- Genre: Reality
- Country of origin: United States
- Original language: English
- No. of seasons: 1
- No. of episodes: 6

Production
- Executive producers: Ashton Kutcher; J.D. Roth; Jason Goldberg; Todd A. Nelson;
- Running time: 20 to 23 minutes (excluding commercials)
- Production companies: 3 Ball Productions Katalyst Films

Original release
- Network: TV Land
- Release: April 3 – May 1, 2013

= Forever Young (American TV series) =

American reality television series

Forever Young is an American reality television series that premiered on TV Land on April 3, 2013, from Ashton Kutcher and Jason Goldberg's Katalyst (Punk'd, True Beauty), and 3 Ball Productions headed by executive producers J. D. Roth and Todd A. Nelson (The Biggest Loser, MasterChef).

^^^^^^^^

◆ Given instruction:
According to the overview of the Forever Young series, on which network did the show premiere, and on what date?

◆ Excerpted data:
^^^^^^^^

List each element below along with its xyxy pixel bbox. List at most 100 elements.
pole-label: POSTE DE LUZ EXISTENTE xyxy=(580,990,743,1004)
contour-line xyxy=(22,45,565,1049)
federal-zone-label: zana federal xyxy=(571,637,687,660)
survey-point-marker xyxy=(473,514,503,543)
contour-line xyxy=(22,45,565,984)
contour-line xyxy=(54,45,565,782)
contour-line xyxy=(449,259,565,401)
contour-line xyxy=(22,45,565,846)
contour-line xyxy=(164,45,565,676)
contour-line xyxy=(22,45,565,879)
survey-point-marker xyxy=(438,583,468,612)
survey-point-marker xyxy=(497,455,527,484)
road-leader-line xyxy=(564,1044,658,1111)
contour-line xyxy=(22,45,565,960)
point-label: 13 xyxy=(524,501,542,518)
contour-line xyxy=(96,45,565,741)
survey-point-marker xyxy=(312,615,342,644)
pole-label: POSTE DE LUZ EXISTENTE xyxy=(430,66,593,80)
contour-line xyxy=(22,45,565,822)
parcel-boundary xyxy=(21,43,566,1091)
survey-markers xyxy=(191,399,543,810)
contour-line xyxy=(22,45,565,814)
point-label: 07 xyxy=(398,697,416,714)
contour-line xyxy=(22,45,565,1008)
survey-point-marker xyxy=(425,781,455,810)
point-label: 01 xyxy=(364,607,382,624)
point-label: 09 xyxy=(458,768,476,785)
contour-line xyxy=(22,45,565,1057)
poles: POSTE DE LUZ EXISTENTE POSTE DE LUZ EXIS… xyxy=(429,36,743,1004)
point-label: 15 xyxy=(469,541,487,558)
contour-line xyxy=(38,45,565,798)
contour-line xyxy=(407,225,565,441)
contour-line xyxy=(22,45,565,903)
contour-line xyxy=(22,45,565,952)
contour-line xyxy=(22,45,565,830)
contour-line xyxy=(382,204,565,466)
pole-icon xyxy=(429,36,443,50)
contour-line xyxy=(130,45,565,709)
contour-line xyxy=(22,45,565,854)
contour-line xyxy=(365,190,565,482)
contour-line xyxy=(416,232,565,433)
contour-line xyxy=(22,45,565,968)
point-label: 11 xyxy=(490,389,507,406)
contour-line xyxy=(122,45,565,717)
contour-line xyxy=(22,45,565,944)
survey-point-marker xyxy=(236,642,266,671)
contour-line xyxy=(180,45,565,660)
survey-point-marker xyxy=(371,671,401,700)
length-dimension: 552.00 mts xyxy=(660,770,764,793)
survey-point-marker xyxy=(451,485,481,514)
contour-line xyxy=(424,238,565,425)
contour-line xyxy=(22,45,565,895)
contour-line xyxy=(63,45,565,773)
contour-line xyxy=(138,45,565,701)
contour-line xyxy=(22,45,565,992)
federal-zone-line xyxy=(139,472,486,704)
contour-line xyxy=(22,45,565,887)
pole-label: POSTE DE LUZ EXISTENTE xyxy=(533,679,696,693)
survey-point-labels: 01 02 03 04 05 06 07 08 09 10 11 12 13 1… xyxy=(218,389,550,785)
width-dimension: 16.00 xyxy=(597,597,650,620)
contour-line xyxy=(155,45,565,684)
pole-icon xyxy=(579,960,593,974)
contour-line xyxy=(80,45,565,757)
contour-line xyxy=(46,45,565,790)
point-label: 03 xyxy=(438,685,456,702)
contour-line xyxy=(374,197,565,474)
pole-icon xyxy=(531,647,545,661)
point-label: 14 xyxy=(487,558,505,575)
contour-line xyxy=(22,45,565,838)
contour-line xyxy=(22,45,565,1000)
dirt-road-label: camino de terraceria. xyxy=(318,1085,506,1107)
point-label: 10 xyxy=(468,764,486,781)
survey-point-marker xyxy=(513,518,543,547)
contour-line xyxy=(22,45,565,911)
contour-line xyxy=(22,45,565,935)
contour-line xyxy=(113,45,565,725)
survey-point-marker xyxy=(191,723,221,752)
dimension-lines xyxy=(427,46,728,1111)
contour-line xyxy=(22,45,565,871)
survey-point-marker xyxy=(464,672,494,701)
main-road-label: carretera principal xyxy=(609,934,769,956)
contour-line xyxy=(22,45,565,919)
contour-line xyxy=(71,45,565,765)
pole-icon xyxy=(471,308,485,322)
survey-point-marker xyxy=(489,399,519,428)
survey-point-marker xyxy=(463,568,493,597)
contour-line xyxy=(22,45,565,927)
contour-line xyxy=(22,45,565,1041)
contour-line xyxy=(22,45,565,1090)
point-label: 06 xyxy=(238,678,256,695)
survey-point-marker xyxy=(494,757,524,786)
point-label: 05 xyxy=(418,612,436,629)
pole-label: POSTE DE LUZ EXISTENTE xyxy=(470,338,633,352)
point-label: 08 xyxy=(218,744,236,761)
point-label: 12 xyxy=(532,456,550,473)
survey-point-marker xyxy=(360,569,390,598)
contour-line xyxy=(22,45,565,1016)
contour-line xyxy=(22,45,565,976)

^^^^^^^^

◆ Task response:
TV Land, on April 3, 2013.